Where a line contains the word "this", copy that line in full.
[begin Record excerpts]
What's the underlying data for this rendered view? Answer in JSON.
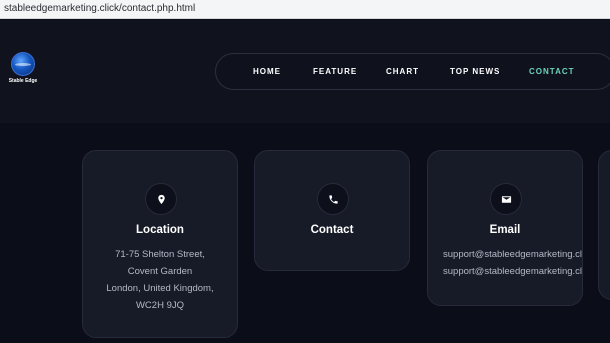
{
  "browser": {
    "url": "stableedgemarketing.click/contact.php.html"
  },
  "brand": {
    "name": "Stable Edge"
  },
  "nav": {
    "items": [
      {
        "label": "HOME"
      },
      {
        "label": "FEATURE"
      },
      {
        "label": "CHART"
      },
      {
        "label": "TOP NEWS"
      },
      {
        "label": "CONTACT"
      }
    ],
    "active_index": 4,
    "active_color": "#6ed3b8"
  },
  "cards": [
    {
      "icon": "map-pin-icon",
      "title": "Location",
      "lines": [
        "71-75 Shelton Street,",
        "Covent Garden",
        "London, United Kingdom,",
        "WC2H 9JQ"
      ]
    },
    {
      "icon": "phone-icon",
      "title": "Contact",
      "lines": []
    },
    {
      "icon": "envelope-icon",
      "title": "Email",
      "lines": [
        "support@stableedgemarketing.click",
        "support@stableedgemarketing.click"
      ]
    }
  ]
}
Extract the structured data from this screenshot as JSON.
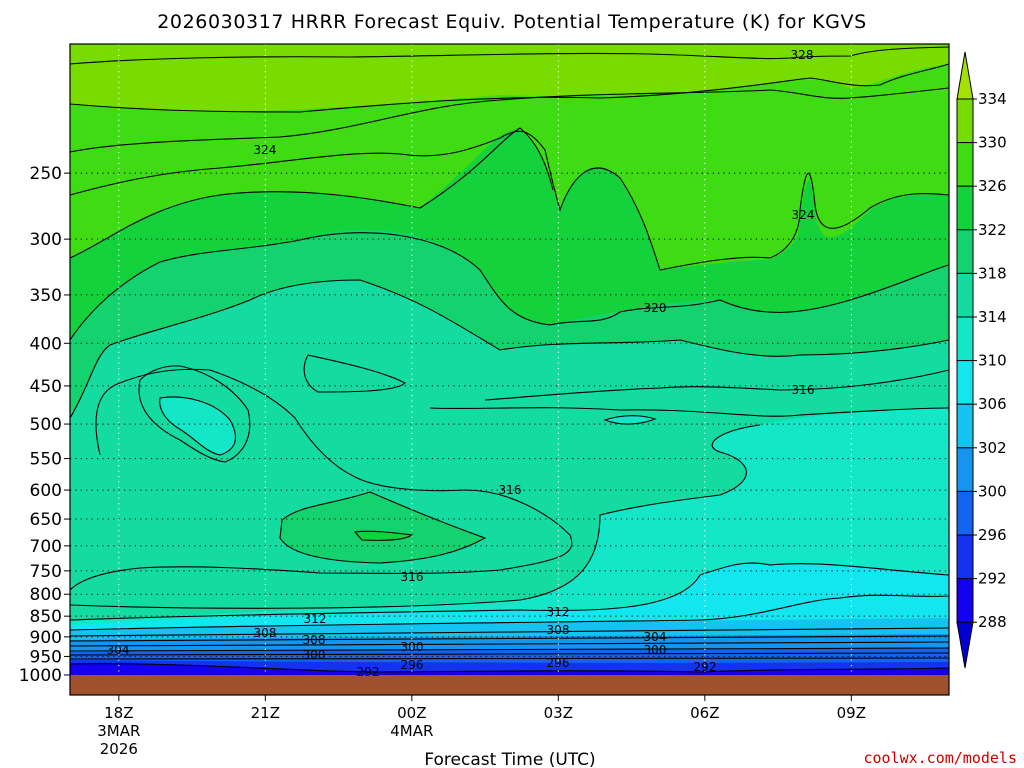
{
  "chart_data": {
    "type": "heatmap",
    "title": "2026030317 HRRR Forecast Equiv. Potential Temperature (K) for KGVS",
    "xlabel": "Forecast Time (UTC)",
    "ylabel": "",
    "x_ticks": [
      {
        "hour": 18,
        "label": "18Z",
        "sub": [
          "3MAR",
          "2026"
        ]
      },
      {
        "hour": 21,
        "label": "21Z",
        "sub": []
      },
      {
        "hour": 24,
        "label": "00Z",
        "sub": [
          "4MAR"
        ]
      },
      {
        "hour": 27,
        "label": "03Z",
        "sub": []
      },
      {
        "hour": 30,
        "label": "06Z",
        "sub": []
      },
      {
        "hour": 33,
        "label": "09Z",
        "sub": []
      }
    ],
    "xlim": [
      17,
      35
    ],
    "y_ticks": [
      250,
      300,
      350,
      400,
      450,
      500,
      550,
      600,
      650,
      700,
      750,
      800,
      850,
      900,
      950,
      1000
    ],
    "ylim": [
      1000,
      175
    ],
    "y_scale": "log",
    "colorbar": {
      "labels": [
        "334",
        "330",
        "326",
        "322",
        "318",
        "314",
        "310",
        "306",
        "302",
        "300",
        "296",
        "292",
        "288"
      ],
      "colors": [
        "#a6e000",
        "#78dc00",
        "#3fdc14",
        "#14d23c",
        "#14d26e",
        "#14dca0",
        "#14e6c8",
        "#14e6f0",
        "#14c3f0",
        "#1496f0",
        "#1464f0",
        "#1432f0",
        "#1400f0",
        "#0000d2"
      ]
    },
    "contour_labels": [
      "328",
      "324",
      "324",
      "320",
      "316",
      "316",
      "316",
      "312",
      "312",
      "308",
      "308",
      "308",
      "304",
      "304",
      "300",
      "300",
      "300",
      "296",
      "296",
      "292",
      "292"
    ],
    "ground_color": "#a0522d",
    "credit": "coolwx.com/models",
    "credit_color": "#cc0000"
  }
}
[end Record excerpts]
Response below:
What's the underlying data for this rendered view? Answer in JSON.
Extract the structured data from this screenshot as JSON.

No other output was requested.